§ What you will do:
Scan the data beneath this task and copy each line that includes "screenshot".

§ Given information:
..............................

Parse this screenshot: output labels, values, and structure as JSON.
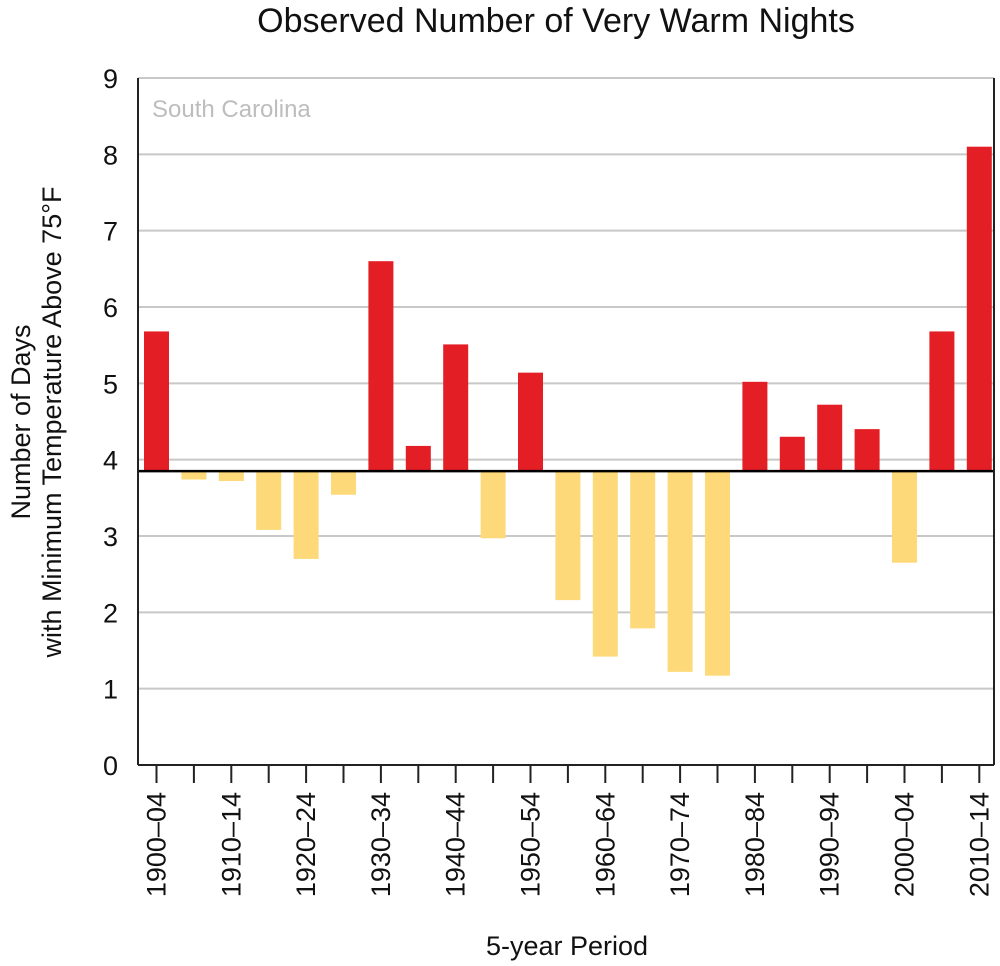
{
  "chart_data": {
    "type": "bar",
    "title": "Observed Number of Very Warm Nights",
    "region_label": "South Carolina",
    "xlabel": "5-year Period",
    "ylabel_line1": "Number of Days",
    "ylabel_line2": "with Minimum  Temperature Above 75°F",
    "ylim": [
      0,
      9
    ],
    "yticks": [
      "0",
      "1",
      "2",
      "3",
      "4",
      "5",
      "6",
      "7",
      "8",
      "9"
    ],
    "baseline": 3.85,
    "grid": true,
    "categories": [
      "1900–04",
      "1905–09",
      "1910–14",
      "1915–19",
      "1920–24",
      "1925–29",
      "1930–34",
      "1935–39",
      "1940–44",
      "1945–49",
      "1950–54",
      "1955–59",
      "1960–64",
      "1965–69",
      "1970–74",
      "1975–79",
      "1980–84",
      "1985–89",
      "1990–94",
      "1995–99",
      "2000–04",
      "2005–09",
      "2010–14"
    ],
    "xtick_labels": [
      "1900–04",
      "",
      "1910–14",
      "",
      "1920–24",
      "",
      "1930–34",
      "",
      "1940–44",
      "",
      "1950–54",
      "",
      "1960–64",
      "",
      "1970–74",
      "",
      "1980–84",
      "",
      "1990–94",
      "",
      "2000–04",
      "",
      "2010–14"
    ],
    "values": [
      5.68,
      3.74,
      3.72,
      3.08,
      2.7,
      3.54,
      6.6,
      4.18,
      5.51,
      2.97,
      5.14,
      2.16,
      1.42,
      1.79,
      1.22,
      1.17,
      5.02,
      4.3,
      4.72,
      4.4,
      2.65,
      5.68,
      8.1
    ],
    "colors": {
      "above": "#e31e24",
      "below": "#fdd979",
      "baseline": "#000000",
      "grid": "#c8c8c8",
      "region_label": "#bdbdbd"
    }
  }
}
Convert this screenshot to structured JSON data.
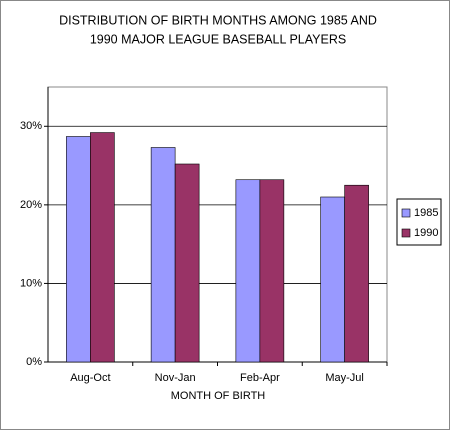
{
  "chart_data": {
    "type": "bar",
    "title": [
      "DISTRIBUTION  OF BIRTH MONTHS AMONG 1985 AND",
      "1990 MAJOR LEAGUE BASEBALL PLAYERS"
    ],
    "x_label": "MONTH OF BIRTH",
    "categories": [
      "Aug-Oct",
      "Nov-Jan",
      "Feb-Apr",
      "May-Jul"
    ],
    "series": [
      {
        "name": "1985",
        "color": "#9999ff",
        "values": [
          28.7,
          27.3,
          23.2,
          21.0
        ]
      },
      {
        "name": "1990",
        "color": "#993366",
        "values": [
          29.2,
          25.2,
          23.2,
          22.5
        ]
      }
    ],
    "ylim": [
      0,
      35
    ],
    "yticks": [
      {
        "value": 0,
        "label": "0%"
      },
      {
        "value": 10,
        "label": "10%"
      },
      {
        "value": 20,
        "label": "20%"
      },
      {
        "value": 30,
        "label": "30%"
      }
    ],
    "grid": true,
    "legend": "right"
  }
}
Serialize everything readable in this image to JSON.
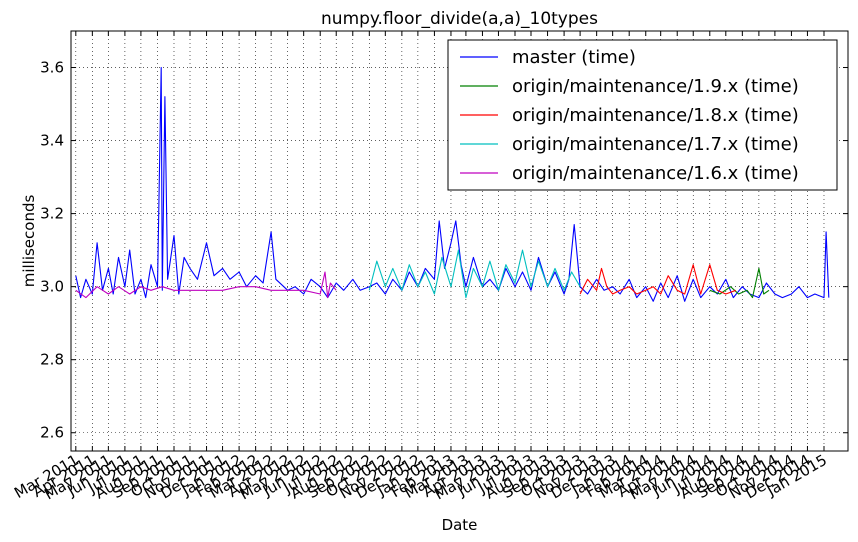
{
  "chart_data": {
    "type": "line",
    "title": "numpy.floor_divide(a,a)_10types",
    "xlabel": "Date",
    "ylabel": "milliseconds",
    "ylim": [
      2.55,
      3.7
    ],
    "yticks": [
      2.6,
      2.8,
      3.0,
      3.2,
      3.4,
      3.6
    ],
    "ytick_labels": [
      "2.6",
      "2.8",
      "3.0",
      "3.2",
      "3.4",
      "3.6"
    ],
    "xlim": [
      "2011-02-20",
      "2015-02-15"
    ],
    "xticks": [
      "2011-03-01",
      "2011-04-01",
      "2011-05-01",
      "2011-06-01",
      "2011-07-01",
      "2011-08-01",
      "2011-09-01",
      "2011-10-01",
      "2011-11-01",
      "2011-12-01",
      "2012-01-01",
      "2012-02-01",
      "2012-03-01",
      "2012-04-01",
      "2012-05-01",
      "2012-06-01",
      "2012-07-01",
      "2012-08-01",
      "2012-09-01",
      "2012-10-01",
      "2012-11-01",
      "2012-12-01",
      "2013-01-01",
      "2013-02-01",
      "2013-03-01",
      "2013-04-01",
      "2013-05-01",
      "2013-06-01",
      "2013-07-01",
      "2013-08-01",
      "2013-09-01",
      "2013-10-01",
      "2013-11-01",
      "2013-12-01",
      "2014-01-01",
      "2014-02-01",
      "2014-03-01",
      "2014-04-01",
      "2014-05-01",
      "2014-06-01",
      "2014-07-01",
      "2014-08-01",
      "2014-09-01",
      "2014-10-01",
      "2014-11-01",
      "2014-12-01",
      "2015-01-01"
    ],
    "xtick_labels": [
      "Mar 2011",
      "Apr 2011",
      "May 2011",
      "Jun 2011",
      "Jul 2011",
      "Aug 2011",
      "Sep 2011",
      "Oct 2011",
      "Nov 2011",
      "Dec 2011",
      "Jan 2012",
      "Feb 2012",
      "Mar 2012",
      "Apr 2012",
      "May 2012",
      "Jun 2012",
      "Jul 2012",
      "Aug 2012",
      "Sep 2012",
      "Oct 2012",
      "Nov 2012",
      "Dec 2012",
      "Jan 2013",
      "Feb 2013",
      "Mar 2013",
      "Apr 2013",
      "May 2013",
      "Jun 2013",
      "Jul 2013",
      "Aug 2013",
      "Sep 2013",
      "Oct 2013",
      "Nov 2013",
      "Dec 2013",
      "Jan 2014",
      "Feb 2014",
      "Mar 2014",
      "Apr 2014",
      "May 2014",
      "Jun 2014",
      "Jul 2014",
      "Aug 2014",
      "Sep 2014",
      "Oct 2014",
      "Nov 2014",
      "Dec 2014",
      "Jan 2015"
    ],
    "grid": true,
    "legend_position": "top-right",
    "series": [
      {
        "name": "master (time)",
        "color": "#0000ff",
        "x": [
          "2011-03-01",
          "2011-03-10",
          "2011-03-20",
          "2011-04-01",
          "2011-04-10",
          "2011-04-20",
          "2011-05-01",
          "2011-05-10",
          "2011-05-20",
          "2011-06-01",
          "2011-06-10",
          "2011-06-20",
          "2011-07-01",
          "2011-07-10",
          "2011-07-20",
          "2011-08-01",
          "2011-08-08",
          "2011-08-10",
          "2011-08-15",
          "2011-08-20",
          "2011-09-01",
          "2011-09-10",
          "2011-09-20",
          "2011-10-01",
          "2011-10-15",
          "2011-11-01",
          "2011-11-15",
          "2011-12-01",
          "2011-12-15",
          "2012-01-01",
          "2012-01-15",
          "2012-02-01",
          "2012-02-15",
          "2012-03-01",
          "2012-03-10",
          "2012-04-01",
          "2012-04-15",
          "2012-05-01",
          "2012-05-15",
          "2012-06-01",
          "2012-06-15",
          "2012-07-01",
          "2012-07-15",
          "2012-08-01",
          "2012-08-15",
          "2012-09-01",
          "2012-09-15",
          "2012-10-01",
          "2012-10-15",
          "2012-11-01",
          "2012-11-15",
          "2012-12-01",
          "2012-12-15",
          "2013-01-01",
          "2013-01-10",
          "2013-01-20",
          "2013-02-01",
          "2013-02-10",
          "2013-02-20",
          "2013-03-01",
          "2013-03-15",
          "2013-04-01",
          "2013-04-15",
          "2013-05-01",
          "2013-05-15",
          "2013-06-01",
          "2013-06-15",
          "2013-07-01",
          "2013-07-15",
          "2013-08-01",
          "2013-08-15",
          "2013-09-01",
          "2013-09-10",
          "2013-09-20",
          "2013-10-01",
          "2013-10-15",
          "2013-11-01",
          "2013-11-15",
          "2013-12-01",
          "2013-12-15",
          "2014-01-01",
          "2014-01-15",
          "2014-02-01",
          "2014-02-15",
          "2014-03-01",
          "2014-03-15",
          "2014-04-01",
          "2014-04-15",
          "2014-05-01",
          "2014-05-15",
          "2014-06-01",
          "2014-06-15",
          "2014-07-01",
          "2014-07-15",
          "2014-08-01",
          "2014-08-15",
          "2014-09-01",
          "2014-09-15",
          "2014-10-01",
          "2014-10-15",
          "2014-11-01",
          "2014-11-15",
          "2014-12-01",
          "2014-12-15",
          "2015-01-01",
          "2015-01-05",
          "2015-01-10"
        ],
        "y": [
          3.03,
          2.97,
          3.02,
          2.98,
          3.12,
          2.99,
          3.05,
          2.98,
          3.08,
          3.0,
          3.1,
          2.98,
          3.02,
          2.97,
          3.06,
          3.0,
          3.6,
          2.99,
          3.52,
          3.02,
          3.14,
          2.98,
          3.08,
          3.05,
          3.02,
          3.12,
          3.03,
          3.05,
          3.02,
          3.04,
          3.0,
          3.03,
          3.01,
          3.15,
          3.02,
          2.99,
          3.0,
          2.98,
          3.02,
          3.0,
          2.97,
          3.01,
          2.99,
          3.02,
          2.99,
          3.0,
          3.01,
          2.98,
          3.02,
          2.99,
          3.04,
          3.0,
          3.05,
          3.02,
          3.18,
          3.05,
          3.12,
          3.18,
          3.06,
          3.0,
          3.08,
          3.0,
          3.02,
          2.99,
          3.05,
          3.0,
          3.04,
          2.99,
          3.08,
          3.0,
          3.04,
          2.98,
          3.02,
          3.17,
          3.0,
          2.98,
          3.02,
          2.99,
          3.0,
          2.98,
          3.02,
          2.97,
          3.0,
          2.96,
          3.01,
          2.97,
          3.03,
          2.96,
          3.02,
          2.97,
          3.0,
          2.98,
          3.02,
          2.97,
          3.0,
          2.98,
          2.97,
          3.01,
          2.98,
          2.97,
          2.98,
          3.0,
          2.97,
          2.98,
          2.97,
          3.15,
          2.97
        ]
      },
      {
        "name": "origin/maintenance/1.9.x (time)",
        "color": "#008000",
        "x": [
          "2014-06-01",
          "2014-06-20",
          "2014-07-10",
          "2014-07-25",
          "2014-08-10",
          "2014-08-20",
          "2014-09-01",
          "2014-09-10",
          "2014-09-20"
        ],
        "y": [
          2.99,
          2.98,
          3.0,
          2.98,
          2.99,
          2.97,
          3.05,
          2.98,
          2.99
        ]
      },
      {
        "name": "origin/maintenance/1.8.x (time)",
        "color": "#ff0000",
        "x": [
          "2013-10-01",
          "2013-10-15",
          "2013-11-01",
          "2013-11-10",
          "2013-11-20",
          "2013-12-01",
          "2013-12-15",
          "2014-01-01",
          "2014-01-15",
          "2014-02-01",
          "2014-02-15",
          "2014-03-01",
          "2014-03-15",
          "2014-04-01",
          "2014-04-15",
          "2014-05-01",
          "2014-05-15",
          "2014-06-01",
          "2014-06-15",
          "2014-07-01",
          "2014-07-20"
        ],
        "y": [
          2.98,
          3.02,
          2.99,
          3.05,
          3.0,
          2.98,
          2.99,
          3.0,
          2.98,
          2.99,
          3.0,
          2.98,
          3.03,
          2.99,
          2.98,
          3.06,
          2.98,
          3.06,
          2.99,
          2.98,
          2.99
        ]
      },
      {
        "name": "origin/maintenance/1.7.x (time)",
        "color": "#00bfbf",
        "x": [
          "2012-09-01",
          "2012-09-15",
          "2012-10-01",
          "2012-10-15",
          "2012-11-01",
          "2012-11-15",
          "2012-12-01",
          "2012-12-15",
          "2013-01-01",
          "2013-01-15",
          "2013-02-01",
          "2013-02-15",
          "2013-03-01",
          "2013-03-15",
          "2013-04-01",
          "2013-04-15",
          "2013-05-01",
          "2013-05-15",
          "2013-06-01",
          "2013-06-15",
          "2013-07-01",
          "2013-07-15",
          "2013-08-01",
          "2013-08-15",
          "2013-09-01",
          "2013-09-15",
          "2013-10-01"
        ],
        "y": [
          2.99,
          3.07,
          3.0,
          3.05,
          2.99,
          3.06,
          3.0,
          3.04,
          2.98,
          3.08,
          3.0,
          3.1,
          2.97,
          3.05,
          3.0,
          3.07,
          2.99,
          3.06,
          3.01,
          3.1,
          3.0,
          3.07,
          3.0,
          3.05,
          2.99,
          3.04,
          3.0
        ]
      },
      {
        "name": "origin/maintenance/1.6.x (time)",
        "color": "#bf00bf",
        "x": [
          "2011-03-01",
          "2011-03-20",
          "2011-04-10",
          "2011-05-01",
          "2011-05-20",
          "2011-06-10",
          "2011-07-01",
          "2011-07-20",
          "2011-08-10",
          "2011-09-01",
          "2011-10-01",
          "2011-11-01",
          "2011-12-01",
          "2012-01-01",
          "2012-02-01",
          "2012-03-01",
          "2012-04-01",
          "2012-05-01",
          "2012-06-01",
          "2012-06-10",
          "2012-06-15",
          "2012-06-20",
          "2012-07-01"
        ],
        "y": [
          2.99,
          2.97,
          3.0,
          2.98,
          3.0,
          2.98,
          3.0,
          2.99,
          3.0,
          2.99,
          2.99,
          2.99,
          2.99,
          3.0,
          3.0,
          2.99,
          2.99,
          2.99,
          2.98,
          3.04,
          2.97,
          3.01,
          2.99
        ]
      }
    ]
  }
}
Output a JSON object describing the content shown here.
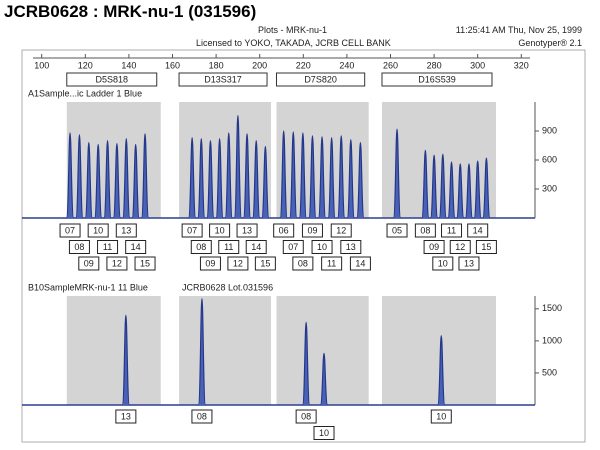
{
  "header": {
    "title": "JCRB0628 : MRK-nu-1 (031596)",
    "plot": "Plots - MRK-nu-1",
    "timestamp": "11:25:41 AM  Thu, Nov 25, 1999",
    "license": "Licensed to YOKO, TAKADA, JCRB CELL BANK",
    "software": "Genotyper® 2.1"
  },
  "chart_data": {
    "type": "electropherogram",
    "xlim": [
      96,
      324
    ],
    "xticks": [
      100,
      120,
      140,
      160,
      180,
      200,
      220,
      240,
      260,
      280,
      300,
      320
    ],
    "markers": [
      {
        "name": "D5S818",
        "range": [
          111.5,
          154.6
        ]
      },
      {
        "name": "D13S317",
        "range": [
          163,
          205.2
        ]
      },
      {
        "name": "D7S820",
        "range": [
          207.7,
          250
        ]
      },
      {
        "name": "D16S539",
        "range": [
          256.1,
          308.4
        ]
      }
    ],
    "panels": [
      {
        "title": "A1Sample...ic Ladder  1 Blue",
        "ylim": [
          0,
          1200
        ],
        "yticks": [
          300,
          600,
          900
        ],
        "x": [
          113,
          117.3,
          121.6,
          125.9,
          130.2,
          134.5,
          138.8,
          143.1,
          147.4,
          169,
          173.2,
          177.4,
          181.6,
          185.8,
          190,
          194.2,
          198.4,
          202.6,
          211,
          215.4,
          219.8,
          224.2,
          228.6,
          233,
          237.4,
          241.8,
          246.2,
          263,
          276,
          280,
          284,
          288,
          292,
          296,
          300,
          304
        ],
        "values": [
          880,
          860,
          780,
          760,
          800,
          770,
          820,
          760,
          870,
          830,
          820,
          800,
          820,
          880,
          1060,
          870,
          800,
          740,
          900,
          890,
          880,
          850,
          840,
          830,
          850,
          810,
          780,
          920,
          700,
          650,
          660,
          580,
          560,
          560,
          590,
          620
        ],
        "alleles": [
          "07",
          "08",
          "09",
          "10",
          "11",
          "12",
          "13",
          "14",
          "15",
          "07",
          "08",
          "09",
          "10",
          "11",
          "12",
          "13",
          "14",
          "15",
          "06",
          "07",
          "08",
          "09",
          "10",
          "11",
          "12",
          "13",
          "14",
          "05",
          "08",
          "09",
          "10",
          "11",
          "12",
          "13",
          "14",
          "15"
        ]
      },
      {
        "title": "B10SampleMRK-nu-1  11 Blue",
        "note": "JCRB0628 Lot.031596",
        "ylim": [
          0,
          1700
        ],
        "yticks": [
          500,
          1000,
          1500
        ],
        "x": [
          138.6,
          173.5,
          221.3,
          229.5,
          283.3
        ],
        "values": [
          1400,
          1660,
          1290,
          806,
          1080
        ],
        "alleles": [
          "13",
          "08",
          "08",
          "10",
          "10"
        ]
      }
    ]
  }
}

..............................

§ Response to this task:
Parse this screenshot: output labels, values, and structure as JSON.
Convert this screenshot to structured JSON data.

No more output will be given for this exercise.